**Task inputs**

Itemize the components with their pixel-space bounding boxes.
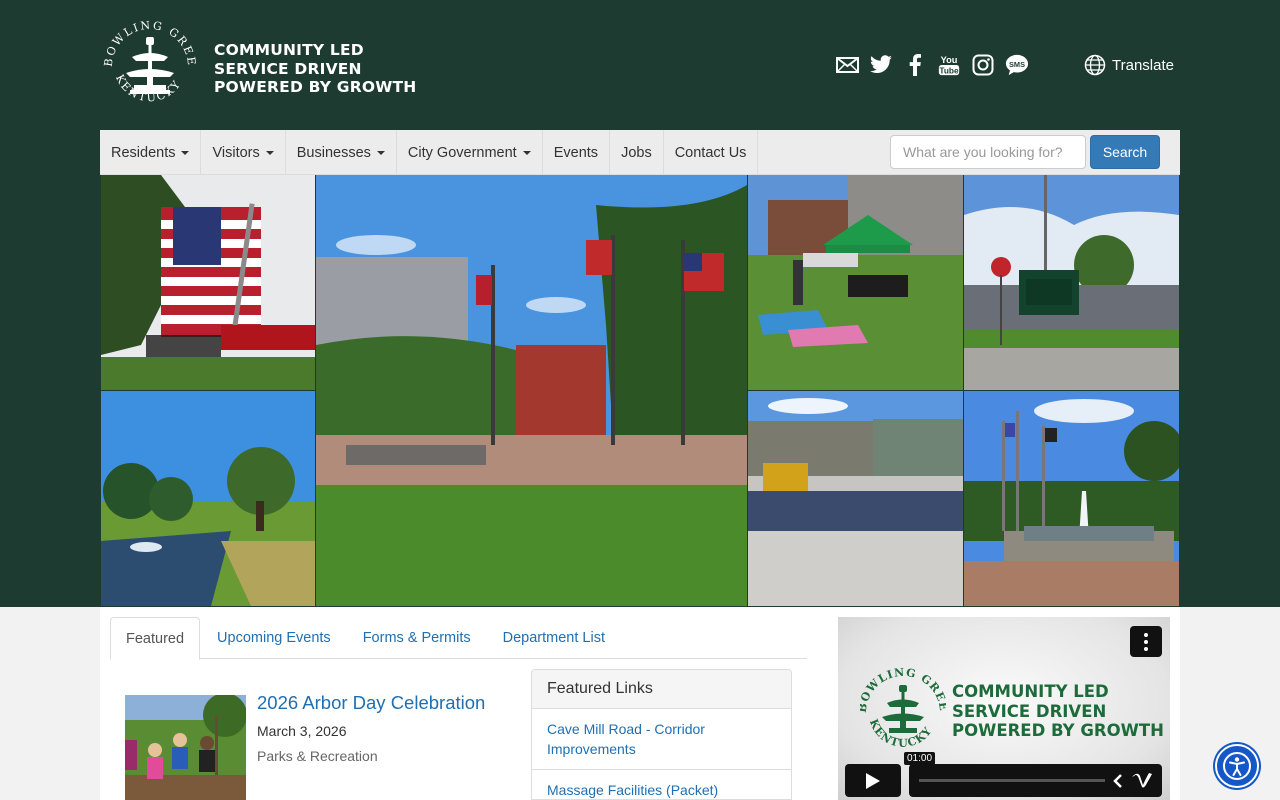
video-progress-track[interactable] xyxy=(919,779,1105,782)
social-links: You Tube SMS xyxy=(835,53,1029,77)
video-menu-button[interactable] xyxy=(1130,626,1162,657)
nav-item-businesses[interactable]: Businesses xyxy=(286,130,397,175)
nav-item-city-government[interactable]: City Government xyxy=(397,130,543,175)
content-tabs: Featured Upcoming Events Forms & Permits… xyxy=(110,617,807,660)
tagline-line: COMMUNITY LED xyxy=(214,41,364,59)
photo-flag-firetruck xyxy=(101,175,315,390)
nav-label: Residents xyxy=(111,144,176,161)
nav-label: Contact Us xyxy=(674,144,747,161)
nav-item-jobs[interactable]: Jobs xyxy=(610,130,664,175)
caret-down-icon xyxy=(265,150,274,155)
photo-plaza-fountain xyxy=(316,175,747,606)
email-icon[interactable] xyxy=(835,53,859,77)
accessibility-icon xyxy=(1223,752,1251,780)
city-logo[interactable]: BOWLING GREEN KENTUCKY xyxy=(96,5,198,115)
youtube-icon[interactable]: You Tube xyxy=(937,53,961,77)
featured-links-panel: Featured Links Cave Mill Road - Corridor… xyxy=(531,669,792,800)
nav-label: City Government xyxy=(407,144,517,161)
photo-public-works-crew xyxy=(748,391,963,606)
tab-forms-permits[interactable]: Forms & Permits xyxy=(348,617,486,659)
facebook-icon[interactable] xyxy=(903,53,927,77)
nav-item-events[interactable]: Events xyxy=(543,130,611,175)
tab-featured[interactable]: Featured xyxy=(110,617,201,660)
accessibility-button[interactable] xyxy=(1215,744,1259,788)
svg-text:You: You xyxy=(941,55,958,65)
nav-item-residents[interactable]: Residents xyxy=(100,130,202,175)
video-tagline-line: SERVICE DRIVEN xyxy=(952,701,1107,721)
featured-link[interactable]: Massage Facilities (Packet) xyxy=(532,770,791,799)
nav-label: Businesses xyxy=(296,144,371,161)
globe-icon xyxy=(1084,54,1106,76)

**Written request**
Could you rewrite the items from the line with "video-progress-track[interactable] xyxy=(919,779,1105,782)" to the line with "tab-forms-permits[interactable]: Forms &", renaming "xyxy" to "bbox" and keeping everything else identical? Give only those lines.

**Task result**
video-progress-track[interactable] bbox=(919,779,1105,782)
social-links: You Tube SMS bbox=(835,53,1029,77)
video-menu-button[interactable] bbox=(1130,626,1162,657)
nav-item-businesses[interactable]: Businesses bbox=(286,130,397,175)
nav-item-city-government[interactable]: City Government bbox=(397,130,543,175)
content-tabs: Featured Upcoming Events Forms & Permits… bbox=(110,617,807,660)
tagline-line: COMMUNITY LED bbox=(214,41,364,59)
photo-flag-firetruck bbox=(101,175,315,390)
nav-label: Residents bbox=(111,144,176,161)
nav-label: Contact Us bbox=(674,144,747,161)
nav-item-jobs[interactable]: Jobs bbox=(610,130,664,175)
caret-down-icon bbox=(265,150,274,155)
photo-plaza-fountain bbox=(316,175,747,606)
email-icon[interactable] bbox=(835,53,859,77)
accessibility-icon bbox=(1223,752,1251,780)
city-logo[interactable]: BOWLING GREEN KENTUCKY bbox=(96,5,198,115)
youtube-icon[interactable]: You Tube bbox=(937,53,961,77)
featured-links-panel: Featured Links Cave Mill Road - Corridor… bbox=(531,669,792,800)
nav-label: City Government bbox=(407,144,517,161)
photo-public-works-crew bbox=(748,391,963,606)
tab-forms-permits[interactable]: Forms & Permits bbox=(348,617,486,659)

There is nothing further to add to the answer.